> **EXERCISE**: Below are some entries; can you quote all of them exactly?

> **DATA SUPPLIED**:
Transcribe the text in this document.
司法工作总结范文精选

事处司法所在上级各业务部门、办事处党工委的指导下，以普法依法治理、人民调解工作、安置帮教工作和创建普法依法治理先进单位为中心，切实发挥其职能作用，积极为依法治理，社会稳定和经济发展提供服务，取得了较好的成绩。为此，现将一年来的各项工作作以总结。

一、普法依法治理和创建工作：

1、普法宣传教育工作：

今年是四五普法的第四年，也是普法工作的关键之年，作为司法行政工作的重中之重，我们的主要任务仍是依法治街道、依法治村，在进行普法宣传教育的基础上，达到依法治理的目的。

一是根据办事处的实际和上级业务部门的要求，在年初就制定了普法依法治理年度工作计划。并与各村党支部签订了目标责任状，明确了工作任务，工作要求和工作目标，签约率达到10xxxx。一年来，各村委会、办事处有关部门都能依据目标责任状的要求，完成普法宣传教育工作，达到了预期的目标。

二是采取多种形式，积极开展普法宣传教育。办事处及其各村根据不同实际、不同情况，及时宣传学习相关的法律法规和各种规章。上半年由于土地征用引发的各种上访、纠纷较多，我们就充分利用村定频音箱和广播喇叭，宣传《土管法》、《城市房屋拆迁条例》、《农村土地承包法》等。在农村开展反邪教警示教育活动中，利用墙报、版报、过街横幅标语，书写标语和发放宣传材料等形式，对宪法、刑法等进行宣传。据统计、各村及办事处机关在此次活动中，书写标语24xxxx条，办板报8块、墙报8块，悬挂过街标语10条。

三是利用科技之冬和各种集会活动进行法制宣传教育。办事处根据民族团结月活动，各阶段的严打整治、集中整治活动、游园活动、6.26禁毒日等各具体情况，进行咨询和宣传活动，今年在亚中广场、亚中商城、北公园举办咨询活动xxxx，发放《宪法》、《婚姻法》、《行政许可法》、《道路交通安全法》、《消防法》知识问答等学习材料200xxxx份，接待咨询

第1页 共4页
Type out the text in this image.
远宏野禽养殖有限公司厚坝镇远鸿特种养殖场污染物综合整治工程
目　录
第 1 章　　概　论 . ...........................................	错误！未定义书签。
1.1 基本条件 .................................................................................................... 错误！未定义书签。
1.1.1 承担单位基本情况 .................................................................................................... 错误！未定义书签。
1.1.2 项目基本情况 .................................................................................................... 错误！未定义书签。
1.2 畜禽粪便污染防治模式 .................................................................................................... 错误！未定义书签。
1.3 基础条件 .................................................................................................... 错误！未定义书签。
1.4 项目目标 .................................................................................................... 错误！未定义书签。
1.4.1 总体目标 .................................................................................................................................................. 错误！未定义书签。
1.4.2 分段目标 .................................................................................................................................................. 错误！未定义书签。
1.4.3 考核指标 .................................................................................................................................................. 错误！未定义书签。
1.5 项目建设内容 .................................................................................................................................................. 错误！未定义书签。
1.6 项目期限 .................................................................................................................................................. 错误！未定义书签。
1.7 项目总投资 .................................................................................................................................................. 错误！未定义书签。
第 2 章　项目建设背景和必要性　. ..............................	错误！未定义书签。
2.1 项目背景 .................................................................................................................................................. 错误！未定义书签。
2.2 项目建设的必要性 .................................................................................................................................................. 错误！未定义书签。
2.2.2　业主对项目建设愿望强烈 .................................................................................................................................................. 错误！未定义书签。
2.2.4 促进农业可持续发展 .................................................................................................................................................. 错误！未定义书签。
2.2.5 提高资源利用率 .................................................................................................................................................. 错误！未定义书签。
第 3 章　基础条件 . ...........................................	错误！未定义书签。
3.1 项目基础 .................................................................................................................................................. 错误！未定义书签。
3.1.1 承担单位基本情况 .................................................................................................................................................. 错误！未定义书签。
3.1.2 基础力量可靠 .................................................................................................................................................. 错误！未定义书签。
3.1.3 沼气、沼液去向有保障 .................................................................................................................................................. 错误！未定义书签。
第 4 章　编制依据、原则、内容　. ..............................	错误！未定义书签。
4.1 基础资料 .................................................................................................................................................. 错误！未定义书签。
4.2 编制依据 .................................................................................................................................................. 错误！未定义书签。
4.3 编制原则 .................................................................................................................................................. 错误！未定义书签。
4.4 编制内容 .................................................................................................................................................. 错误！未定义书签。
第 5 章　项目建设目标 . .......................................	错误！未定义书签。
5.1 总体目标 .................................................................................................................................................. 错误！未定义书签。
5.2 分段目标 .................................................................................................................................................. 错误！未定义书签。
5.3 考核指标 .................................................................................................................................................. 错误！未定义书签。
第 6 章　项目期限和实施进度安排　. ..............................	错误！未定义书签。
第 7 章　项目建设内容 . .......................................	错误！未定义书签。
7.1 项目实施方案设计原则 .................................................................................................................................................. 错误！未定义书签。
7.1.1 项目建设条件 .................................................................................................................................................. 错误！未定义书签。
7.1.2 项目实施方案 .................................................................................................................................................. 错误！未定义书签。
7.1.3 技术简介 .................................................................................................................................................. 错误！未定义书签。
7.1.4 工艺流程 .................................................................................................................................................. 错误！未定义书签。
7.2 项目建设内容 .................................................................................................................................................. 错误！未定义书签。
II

> **TASK ANSWER**:
Transcribe the text in this document.
司法工作总结范文精选

事处司法所在上级各业务部门、办事处党工委的指导下，以普法依法治理、人民调解工作、安置帮教工作和创建普法依法治理先进单位为中心，切实发挥其职能作用，积极为依法治理，社会稳定和经济发展提供服务，取得了较好的成绩。为此，现将一年来的各项工作作以总结。

一、普法依法治理和创建工作：

1、普法宣传教育工作：

今年是四五普法的第四年，也是普法工作的关键之年，作为司法行政工作的重中之重，我们的主要任务仍是依法治街道、依法治村，在进行普法宣传教育的基础上，达到依法治理的目的。

一是根据办事处的实际和上级业务部门的要求，在年初就制定了普法依法治理年度工作计划。并与各村党支部签订了目标责任状，明确了工作任务，工作要求和工作目标，签约率达到10xxxx。一年来，各村委会、办事处有关部门都能依据目标责任状的要求，完成普法宣传教育工作，达到了预期的目标。

二是采取多种形式，积极开展普法宣传教育。办事处及其各村根据不同实际、不同情况，及时宣传学习相关的法律法规和各种规章。上半年由于土地征用引发的各种上访、纠纷较多，我们就充分利用村定频音箱和广播喇叭，宣传《土管法》、《城市房屋拆迁条例》、《农村土地承包法》等。在农村开展反邪教警示教育活动中，利用墙报、版报、过街横幅标语，书写标语和发放宣传材料等形式，对宪法、刑法等进行宣传。据统计、各村及办事处机关在此次活动中，书写标语24xxxx条，办板报8块、墙报8块，悬挂过街标语10条。

三是利用科技之冬和各种集会活动进行法制宣传教育。办事处根据民族团结月活动，各阶段的严打整治、集中整治活动、游园活动、6.26禁毒日等各具体情况，进行咨询和宣传活动，今年在亚中广场、亚中商城、北公园举办咨询活动xxxx，发放《宪法》、《婚姻法》、《行政许可法》、《道路交通安全法》、《消防法》知识问答等学习材料200xxxx份，接待咨询

第1页 共4页
Type out the text in this image.
远宏野禽养殖有限公司厚坝镇远鸿特种养殖场污染物综合整治工程
目　录
第 1 章　　概　论 . ...........................................	错误！未定义书签。
1.1 基本条件 .................................................................................................... 错误！未定义书签。
1.1.1 承担单位基本情况 .................................................................................................... 错误！未定义书签。
1.1.2 项目基本情况 .................................................................................................... 错误！未定义书签。
1.2 畜禽粪便污染防治模式 .................................................................................................... 错误！未定义书签。
1.3 基础条件 .................................................................................................... 错误！未定义书签。
1.4 项目目标 .................................................................................................... 错误！未定义书签。
1.4.1 总体目标 .................................................................................................................................................. 错误！未定义书签。
1.4.2 分段目标 .................................................................................................................................................. 错误！未定义书签。
1.4.3 考核指标 .................................................................................................................................................. 错误！未定义书签。
1.5 项目建设内容 .................................................................................................................................................. 错误！未定义书签。
1.6 项目期限 .................................................................................................................................................. 错误！未定义书签。
1.7 项目总投资 .................................................................................................................................................. 错误！未定义书签。
第 2 章　项目建设背景和必要性　. ..............................	错误！未定义书签。
2.1 项目背景 .................................................................................................................................................. 错误！未定义书签。
2.2 项目建设的必要性 .................................................................................................................................................. 错误！未定义书签。
2.2.2　业主对项目建设愿望强烈 .................................................................................................................................................. 错误！未定义书签。
2.2.4 促进农业可持续发展 .................................................................................................................................................. 错误！未定义书签。
2.2.5 提高资源利用率 .................................................................................................................................................. 错误！未定义书签。
第 3 章　基础条件 . ...........................................	错误！未定义书签。
3.1 项目基础 .................................................................................................................................................. 错误！未定义书签。
3.1.1 承担单位基本情况 .................................................................................................................................................. 错误！未定义书签。
3.1.2 基础力量可靠 .................................................................................................................................................. 错误！未定义书签。
3.1.3 沼气、沼液去向有保障 .................................................................................................................................................. 错误！未定义书签。
第 4 章　编制依据、原则、内容　. ..............................	错误！未定义书签。
4.1 基础资料 .................................................................................................................................................. 错误！未定义书签。
4.2 编制依据 .................................................................................................................................................. 错误！未定义书签。
4.3 编制原则 .................................................................................................................................................. 错误！未定义书签。
4.4 编制内容 .................................................................................................................................................. 错误！未定义书签。
第 5 章　项目建设目标 . .......................................	错误！未定义书签。
5.1 总体目标 .................................................................................................................................................. 错误！未定义书签。
5.2 分段目标 .................................................................................................................................................. 错误！未定义书签。
5.3 考核指标 .................................................................................................................................................. 错误！未定义书签。
第 6 章　项目期限和实施进度安排　. ..............................	错误！未定义书签。
第 7 章　项目建设内容 . .......................................	错误！未定义书签。
7.1 项目实施方案设计原则 .................................................................................................................................................. 错误！未定义书签。
7.1.1 项目建设条件 .................................................................................................................................................. 错误！未定义书签。
7.1.2 项目实施方案 .................................................................................................................................................. 错误！未定义书签。
7.1.3 技术简介 .................................................................................................................................................. 错误！未定义书签。
7.1.4 工艺流程 .................................................................................................................................................. 错误！未定义书签。
7.2 项目建设内容 .................................................................................................................................................. 错误！未定义书签。
II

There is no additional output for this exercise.